Data tied to figure images:
※ ※ ※

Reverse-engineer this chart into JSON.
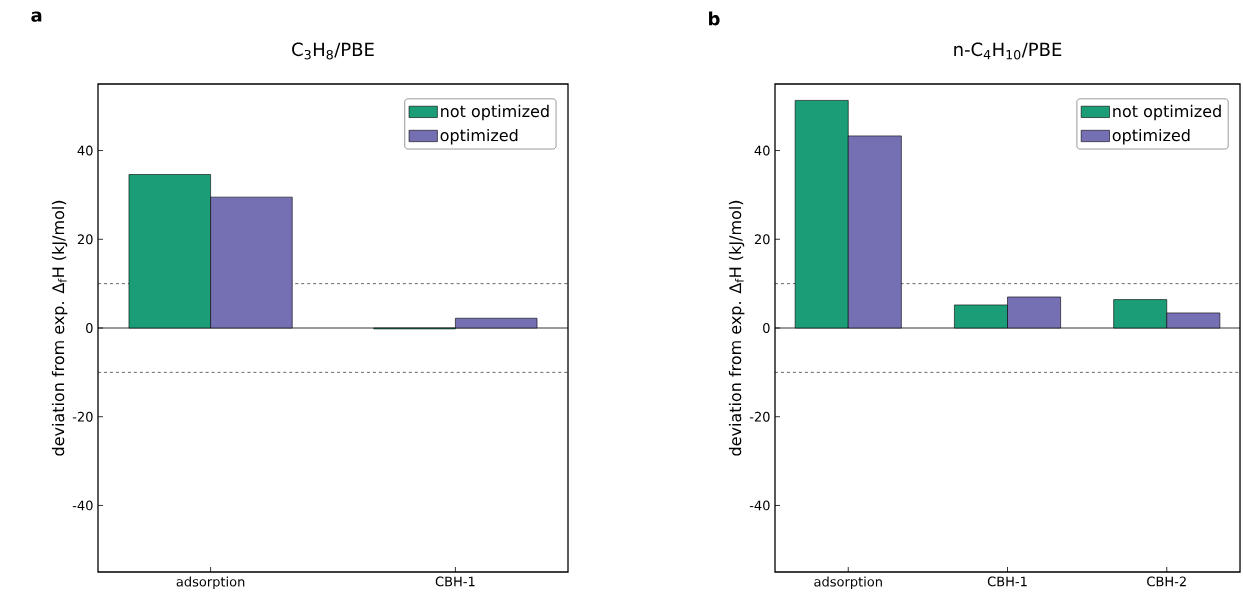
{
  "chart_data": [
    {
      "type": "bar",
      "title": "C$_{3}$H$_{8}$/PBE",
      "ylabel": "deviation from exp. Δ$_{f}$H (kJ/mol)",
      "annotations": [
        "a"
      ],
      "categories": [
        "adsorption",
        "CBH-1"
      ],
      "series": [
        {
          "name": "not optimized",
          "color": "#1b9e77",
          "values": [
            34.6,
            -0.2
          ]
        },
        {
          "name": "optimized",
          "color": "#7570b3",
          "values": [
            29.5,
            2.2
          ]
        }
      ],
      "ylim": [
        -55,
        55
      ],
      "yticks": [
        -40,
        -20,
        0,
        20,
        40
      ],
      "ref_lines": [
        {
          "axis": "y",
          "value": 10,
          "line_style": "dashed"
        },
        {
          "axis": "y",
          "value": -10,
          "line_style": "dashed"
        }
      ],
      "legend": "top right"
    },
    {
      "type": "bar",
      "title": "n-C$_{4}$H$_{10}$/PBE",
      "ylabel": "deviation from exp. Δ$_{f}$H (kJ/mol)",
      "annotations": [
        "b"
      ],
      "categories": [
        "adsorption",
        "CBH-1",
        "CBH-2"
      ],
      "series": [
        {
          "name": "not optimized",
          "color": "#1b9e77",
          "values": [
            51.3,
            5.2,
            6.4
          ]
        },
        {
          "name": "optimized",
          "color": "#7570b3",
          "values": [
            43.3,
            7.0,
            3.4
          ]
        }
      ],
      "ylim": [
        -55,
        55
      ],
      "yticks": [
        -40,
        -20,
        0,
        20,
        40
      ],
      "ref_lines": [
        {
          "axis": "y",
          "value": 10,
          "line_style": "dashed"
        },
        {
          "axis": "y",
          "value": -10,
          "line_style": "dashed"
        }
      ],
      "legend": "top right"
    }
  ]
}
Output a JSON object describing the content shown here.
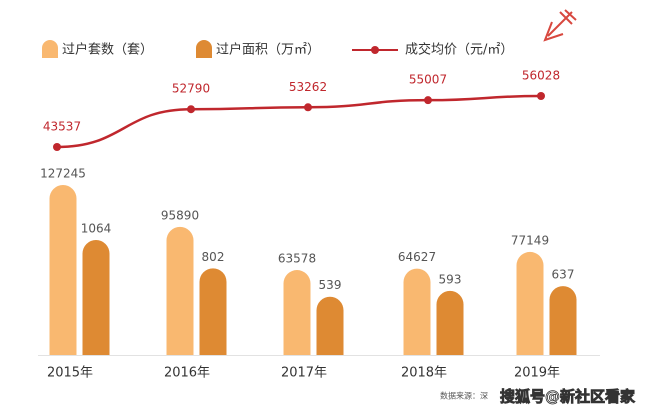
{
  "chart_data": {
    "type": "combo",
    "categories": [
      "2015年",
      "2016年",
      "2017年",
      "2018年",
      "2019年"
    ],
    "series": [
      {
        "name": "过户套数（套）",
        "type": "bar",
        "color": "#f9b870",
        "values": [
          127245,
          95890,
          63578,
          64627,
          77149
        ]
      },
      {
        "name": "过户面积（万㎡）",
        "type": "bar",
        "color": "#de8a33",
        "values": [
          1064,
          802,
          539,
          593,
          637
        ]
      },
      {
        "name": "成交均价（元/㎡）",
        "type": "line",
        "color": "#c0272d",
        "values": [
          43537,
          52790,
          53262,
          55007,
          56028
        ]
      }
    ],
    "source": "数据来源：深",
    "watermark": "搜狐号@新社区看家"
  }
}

※ ※ ※

Task requirements
Pictures in the records should not appear in your copy, but everything else must be transcribed exactly.

Task result
Reverse-engineer this chart into JSON.
{
  "chart_data": [
    {
      "type": "bar",
      "title": "C$_{3}$H$_{8}$/PBE",
      "ylabel": "deviation from exp. Δ$_{f}$H (kJ/mol)",
      "annotations": [
        "a"
      ],
      "categories": [
        "adsorption",
        "CBH-1"
      ],
      "series": [
        {
          "name": "not optimized",
          "color": "#1b9e77",
          "values": [
            34.6,
            -0.2
          ]
        },
        {
          "name": "optimized",
          "color": "#7570b3",
          "values": [
            29.5,
            2.2
          ]
        }
      ],
      "ylim": [
        -55,
        55
      ],
      "yticks": [
        -40,
        -20,
        0,
        20,
        40
      ],
      "ref_lines": [
        {
          "axis": "y",
          "value": 10,
          "line_style": "dashed"
        },
        {
          "axis": "y",
          "value": -10,
          "line_style": "dashed"
        }
      ],
      "legend": "top right"
    },
    {
      "type": "bar",
      "title": "n-C$_{4}$H$_{10}$/PBE",
      "ylabel": "deviation from exp. Δ$_{f}$H (kJ/mol)",
      "annotations": [
        "b"
      ],
      "categories": [
        "adsorption",
        "CBH-1",
        "CBH-2"
      ],
      "series": [
        {
          "name": "not optimized",
          "color": "#1b9e77",
          "values": [
            51.3,
            5.2,
            6.4
          ]
        },
        {
          "name": "optimized",
          "color": "#7570b3",
          "values": [
            43.3,
            7.0,
            3.4
          ]
        }
      ],
      "ylim": [
        -55,
        55
      ],
      "yticks": [
        -40,
        -20,
        0,
        20,
        40
      ],
      "ref_lines": [
        {
          "axis": "y",
          "value": 10,
          "line_style": "dashed"
        },
        {
          "axis": "y",
          "value": -10,
          "line_style": "dashed"
        }
      ],
      "legend": "top right"
    }
  ]
}
Output a JSON object describing the content shown here.
{
  "chart_data": {
    "type": "combo",
    "categories": [
      "2015年",
      "2016年",
      "2017年",
      "2018年",
      "2019年"
    ],
    "series": [
      {
        "name": "过户套数（套）",
        "type": "bar",
        "color": "#f9b870",
        "values": [
          127245,
          95890,
          63578,
          64627,
          77149
        ]
      },
      {
        "name": "过户面积（万㎡）",
        "type": "bar",
        "color": "#de8a33",
        "values": [
          1064,
          802,
          539,
          593,
          637
        ]
      },
      {
        "name": "成交均价（元/㎡）",
        "type": "line",
        "color": "#c0272d",
        "values": [
          43537,
          52790,
          53262,
          55007,
          56028
        ]
      }
    ],
    "source": "数据来源：深",
    "watermark": "搜狐号@新社区看家"
  }
}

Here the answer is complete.